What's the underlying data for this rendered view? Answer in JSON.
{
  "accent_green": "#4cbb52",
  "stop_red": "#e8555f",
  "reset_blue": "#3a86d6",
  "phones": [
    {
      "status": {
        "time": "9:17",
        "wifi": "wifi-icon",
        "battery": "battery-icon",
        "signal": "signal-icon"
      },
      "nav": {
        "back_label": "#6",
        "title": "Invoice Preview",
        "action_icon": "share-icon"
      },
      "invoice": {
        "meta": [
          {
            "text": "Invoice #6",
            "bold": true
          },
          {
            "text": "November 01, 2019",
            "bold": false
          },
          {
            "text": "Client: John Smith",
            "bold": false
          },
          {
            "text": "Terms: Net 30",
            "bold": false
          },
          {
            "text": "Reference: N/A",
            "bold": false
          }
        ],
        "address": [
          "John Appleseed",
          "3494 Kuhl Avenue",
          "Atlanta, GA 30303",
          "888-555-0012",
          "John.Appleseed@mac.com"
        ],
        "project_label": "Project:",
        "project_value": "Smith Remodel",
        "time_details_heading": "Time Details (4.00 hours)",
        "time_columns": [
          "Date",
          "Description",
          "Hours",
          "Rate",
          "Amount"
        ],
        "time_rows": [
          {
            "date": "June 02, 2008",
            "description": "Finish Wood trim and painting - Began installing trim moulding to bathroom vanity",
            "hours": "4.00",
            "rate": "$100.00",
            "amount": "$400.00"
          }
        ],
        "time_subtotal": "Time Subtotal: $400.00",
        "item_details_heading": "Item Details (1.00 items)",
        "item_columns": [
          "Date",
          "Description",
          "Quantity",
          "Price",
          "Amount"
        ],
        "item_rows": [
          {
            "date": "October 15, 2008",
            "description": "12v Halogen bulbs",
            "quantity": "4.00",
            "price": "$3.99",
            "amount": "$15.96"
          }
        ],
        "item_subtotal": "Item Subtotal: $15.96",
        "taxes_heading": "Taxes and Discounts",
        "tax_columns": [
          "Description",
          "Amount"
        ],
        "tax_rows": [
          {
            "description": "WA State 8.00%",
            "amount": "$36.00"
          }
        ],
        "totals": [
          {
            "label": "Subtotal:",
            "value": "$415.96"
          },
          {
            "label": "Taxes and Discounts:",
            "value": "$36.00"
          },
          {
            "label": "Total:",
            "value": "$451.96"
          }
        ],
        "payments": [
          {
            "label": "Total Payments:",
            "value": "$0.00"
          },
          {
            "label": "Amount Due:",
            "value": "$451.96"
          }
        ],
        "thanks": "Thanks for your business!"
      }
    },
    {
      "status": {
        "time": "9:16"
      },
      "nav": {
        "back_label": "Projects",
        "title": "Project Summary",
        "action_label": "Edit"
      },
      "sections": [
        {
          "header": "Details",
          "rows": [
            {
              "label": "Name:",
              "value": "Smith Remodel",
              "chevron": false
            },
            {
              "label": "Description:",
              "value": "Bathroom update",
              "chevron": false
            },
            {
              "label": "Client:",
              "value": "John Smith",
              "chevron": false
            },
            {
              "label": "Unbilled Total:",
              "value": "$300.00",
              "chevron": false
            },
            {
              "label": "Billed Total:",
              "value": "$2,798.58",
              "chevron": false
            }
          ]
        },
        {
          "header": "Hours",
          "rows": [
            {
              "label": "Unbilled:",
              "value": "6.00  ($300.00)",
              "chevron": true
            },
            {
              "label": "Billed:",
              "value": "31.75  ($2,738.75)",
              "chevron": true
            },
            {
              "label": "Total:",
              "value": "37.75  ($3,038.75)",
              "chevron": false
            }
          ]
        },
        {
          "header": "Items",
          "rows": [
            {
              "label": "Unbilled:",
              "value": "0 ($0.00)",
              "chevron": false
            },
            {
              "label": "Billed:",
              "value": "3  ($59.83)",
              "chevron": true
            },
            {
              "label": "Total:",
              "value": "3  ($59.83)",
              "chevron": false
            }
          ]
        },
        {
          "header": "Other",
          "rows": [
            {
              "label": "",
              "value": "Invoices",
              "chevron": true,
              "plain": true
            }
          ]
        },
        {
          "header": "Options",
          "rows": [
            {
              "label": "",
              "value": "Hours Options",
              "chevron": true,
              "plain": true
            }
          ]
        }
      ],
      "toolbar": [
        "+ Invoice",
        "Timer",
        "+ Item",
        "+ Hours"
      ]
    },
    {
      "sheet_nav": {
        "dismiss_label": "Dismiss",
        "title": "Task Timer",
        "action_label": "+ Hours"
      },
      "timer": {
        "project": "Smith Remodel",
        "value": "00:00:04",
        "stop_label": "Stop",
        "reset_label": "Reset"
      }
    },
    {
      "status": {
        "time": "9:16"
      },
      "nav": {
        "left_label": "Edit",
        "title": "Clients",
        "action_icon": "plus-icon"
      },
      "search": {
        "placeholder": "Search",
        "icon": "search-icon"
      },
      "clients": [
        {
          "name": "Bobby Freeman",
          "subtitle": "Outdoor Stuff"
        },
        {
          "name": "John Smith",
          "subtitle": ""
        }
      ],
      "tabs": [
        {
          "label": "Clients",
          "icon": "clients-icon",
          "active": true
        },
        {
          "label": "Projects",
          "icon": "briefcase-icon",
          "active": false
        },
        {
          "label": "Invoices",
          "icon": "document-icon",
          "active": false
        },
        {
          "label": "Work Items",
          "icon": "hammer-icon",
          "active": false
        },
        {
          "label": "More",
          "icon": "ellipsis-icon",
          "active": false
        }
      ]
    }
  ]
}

+--

# Task requirements
Quote each line of the data above exactly as written.

# Answer below
What's the underlying data for this rendered view? Answer in JSON.
{
  "accent_green": "#4cbb52",
  "stop_red": "#e8555f",
  "reset_blue": "#3a86d6",
  "phones": [
    {
      "status": {
        "time": "9:17",
        "wifi": "wifi-icon",
        "battery": "battery-icon",
        "signal": "signal-icon"
      },
      "nav": {
        "back_label": "#6",
        "title": "Invoice Preview",
        "action_icon": "share-icon"
      },
      "invoice": {
        "meta": [
          {
            "text": "Invoice #6",
            "bold": true
          },
          {
            "text": "November 01, 2019",
            "bold": false
          },
          {
            "text": "Client: John Smith",
            "bold": false
          },
          {
            "text": "Terms: Net 30",
            "bold": false
          },
          {
            "text": "Reference: N/A",
            "bold": false
          }
        ],
        "address": [
          "John Appleseed",
          "3494 Kuhl Avenue",
          "Atlanta, GA 30303",
          "888-555-0012",
          "John.Appleseed@mac.com"
        ],
        "project_label": "Project:",
        "project_value": "Smith Remodel",
        "time_details_heading": "Time Details (4.00 hours)",
        "time_columns": [
          "Date",
          "Description",
          "Hours",
          "Rate",
          "Amount"
        ],
        "time_rows": [
          {
            "date": "June 02, 2008",
            "description": "Finish Wood trim and painting - Began installing trim moulding to bathroom vanity",
            "hours": "4.00",
            "rate": "$100.00",
            "amount": "$400.00"
          }
        ],
        "time_subtotal": "Time Subtotal: $400.00",
        "item_details_heading": "Item Details (1.00 items)",
        "item_columns": [
          "Date",
          "Description",
          "Quantity",
          "Price",
          "Amount"
        ],
        "item_rows": [
          {
            "date": "October 15, 2008",
            "description": "12v Halogen bulbs",
            "quantity": "4.00",
            "price": "$3.99",
            "amount": "$15.96"
          }
        ],
        "item_subtotal": "Item Subtotal: $15.96",
        "taxes_heading": "Taxes and Discounts",
        "tax_columns": [
          "Description",
          "Amount"
        ],
        "tax_rows": [
          {
            "description": "WA State 8.00%",
            "amount": "$36.00"
          }
        ],
        "totals": [
          {
            "label": "Subtotal:",
            "value": "$415.96"
          },
          {
            "label": "Taxes and Discounts:",
            "value": "$36.00"
          },
          {
            "label": "Total:",
            "value": "$451.96"
          }
        ],
        "payments": [
          {
            "label": "Total Payments:",
            "value": "$0.00"
          },
          {
            "label": "Amount Due:",
            "value": "$451.96"
          }
        ],
        "thanks": "Thanks for your business!"
      }
    },
    {
      "status": {
        "time": "9:16"
      },
      "nav": {
        "back_label": "Projects",
        "title": "Project Summary",
        "action_label": "Edit"
      },
      "sections": [
        {
          "header": "Details",
          "rows": [
            {
              "label": "Name:",
              "value": "Smith Remodel",
              "chevron": false
            },
            {
              "label": "Description:",
              "value": "Bathroom update",
              "chevron": false
            },
            {
              "label": "Client:",
              "value": "John Smith",
              "chevron": false
            },
            {
              "label": "Unbilled Total:",
              "value": "$300.00",
              "chevron": false
            },
            {
              "label": "Billed Total:",
              "value": "$2,798.58",
              "chevron": false
            }
          ]
        },
        {
          "header": "Hours",
          "rows": [
            {
              "label": "Unbilled:",
              "value": "6.00  ($300.00)",
              "chevron": true
            },
            {
              "label": "Billed:",
              "value": "31.75  ($2,738.75)",
              "chevron": true
            },
            {
              "label": "Total:",
              "value": "37.75  ($3,038.75)",
              "chevron": false
            }
          ]
        },
        {
          "header": "Items",
          "rows": [
            {
              "label": "Unbilled:",
              "value": "0 ($0.00)",
              "chevron": false
            },
            {
              "label": "Billed:",
              "value": "3  ($59.83)",
              "chevron": true
            },
            {
              "label": "Total:",
              "value": "3  ($59.83)",
              "chevron": false
            }
          ]
        },
        {
          "header": "Other",
          "rows": [
            {
              "label": "",
              "value": "Invoices",
              "chevron": true,
              "plain": true
            }
          ]
        },
        {
          "header": "Options",
          "rows": [
            {
              "label": "",
              "value": "Hours Options",
              "chevron": true,
              "plain": true
            }
          ]
        }
      ],
      "toolbar": [
        "+ Invoice",
        "Timer",
        "+ Item",
        "+ Hours"
      ]
    },
    {
      "sheet_nav": {
        "dismiss_label": "Dismiss",
        "title": "Task Timer",
        "action_label": "+ Hours"
      },
      "timer": {
        "project": "Smith Remodel",
        "value": "00:00:04",
        "stop_label": "Stop",
        "reset_label": "Reset"
      }
    },
    {
      "status": {
        "time": "9:16"
      },
      "nav": {
        "left_label": "Edit",
        "title": "Clients",
        "action_icon": "plus-icon"
      },
      "search": {
        "placeholder": "Search",
        "icon": "search-icon"
      },
      "clients": [
        {
          "name": "Bobby Freeman",
          "subtitle": "Outdoor Stuff"
        },
        {
          "name": "John Smith",
          "subtitle": ""
        }
      ],
      "tabs": [
        {
          "label": "Clients",
          "icon": "clients-icon",
          "active": true
        },
        {
          "label": "Projects",
          "icon": "briefcase-icon",
          "active": false
        },
        {
          "label": "Invoices",
          "icon": "document-icon",
          "active": false
        },
        {
          "label": "Work Items",
          "icon": "hammer-icon",
          "active": false
        },
        {
          "label": "More",
          "icon": "ellipsis-icon",
          "active": false
        }
      ]
    }
  ]
}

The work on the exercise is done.